AIM :: Each line containing the word "color" must be reported.

—————

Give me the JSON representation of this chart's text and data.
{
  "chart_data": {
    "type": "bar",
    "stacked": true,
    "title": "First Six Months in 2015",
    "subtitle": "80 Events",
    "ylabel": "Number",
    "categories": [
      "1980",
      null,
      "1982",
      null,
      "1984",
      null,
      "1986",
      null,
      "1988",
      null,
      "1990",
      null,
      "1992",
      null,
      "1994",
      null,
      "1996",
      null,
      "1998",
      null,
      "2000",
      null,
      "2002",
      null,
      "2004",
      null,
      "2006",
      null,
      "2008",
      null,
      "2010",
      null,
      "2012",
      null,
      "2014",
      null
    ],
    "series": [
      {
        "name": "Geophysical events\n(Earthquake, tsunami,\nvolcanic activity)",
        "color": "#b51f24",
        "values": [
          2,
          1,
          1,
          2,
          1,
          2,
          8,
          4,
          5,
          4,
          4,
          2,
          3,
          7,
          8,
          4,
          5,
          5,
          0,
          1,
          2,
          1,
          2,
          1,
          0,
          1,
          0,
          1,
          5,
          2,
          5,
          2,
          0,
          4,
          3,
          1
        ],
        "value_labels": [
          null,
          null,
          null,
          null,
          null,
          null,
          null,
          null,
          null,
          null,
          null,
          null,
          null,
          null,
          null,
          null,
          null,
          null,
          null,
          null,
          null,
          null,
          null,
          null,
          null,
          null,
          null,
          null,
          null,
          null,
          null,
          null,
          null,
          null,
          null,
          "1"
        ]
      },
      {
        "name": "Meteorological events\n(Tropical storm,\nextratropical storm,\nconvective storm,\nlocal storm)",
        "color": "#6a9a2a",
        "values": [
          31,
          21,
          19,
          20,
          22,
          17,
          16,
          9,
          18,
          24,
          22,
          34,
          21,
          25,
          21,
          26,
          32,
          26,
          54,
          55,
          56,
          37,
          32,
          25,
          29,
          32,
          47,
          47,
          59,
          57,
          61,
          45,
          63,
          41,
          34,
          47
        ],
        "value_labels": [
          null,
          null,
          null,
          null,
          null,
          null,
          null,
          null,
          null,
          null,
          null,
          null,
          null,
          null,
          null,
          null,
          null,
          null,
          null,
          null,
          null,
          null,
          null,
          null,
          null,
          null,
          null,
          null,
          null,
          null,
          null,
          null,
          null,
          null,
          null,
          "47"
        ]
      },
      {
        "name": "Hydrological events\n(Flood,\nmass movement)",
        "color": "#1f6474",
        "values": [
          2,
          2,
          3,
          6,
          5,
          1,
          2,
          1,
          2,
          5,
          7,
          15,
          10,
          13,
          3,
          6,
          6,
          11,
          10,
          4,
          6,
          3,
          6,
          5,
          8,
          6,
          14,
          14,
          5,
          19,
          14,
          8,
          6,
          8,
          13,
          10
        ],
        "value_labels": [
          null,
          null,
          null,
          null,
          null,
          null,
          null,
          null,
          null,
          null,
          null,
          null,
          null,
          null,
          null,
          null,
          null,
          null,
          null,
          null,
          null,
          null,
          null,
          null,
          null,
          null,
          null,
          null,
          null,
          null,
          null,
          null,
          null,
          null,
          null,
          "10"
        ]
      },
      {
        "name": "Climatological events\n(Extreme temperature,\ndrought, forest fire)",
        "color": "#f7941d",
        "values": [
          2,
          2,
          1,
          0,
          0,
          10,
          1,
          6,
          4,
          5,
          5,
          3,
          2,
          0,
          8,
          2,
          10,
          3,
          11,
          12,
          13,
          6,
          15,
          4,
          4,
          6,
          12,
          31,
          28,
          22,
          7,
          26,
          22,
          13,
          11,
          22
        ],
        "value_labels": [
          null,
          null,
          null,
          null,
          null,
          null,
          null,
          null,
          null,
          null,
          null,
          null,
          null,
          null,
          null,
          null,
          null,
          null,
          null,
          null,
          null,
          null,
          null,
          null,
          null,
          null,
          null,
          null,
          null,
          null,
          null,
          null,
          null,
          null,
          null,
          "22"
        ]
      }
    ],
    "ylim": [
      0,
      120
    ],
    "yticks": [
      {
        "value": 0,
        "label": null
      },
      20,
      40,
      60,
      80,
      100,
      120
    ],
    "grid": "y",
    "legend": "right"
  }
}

—————

RESPONSE ::
        "color": "#b51f24",
        "color": "#6a9a2a",
        "color": "#1f6474",
        "color": "#f7941d",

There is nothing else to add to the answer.